Dataset items

:::::

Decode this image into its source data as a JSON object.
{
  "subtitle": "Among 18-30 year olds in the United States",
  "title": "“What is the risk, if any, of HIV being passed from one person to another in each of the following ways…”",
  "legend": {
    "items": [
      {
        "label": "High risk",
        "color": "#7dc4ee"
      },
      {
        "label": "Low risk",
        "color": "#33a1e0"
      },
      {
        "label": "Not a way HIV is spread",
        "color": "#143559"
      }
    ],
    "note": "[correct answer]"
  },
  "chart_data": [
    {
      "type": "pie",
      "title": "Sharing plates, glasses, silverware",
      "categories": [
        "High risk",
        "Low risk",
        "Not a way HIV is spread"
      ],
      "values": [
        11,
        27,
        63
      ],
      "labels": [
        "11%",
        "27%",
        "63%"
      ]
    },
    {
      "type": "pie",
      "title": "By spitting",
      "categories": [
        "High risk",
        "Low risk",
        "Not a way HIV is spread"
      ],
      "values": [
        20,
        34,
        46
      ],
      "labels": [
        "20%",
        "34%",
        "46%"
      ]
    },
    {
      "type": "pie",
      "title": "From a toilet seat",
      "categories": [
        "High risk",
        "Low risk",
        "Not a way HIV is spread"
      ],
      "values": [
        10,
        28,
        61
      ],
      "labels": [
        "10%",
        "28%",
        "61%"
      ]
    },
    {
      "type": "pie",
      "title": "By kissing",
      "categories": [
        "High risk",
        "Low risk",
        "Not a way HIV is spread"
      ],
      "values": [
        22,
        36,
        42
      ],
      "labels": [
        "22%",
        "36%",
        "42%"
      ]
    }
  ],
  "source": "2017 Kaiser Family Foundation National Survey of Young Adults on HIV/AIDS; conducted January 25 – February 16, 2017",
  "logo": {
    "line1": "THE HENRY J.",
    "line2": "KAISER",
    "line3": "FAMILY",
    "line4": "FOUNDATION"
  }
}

:::::

WHAT IS ASKED:
Return all the data exactly as given.

THE RESPONSE:
Decode this image into its source data as a JSON object.
{
  "subtitle": "Among 18-30 year olds in the United States",
  "title": "“What is the risk, if any, of HIV being passed from one person to another in each of the following ways…”",
  "legend": {
    "items": [
      {
        "label": "High risk",
        "color": "#7dc4ee"
      },
      {
        "label": "Low risk",
        "color": "#33a1e0"
      },
      {
        "label": "Not a way HIV is spread",
        "color": "#143559"
      }
    ],
    "note": "[correct answer]"
  },
  "chart_data": [
    {
      "type": "pie",
      "title": "Sharing plates, glasses, silverware",
      "categories": [
        "High risk",
        "Low risk",
        "Not a way HIV is spread"
      ],
      "values": [
        11,
        27,
        63
      ],
      "labels": [
        "11%",
        "27%",
        "63%"
      ]
    },
    {
      "type": "pie",
      "title": "By spitting",
      "categories": [
        "High risk",
        "Low risk",
        "Not a way HIV is spread"
      ],
      "values": [
        20,
        34,
        46
      ],
      "labels": [
        "20%",
        "34%",
        "46%"
      ]
    },
    {
      "type": "pie",
      "title": "From a toilet seat",
      "categories": [
        "High risk",
        "Low risk",
        "Not a way HIV is spread"
      ],
      "values": [
        10,
        28,
        61
      ],
      "labels": [
        "10%",
        "28%",
        "61%"
      ]
    },
    {
      "type": "pie",
      "title": "By kissing",
      "categories": [
        "High risk",
        "Low risk",
        "Not a way HIV is spread"
      ],
      "values": [
        22,
        36,
        42
      ],
      "labels": [
        "22%",
        "36%",
        "42%"
      ]
    }
  ],
  "source": "2017 Kaiser Family Foundation National Survey of Young Adults on HIV/AIDS; conducted January 25 – February 16, 2017",
  "logo": {
    "line1": "THE HENRY J.",
    "line2": "KAISER",
    "line3": "FAMILY",
    "line4": "FOUNDATION"
  }
}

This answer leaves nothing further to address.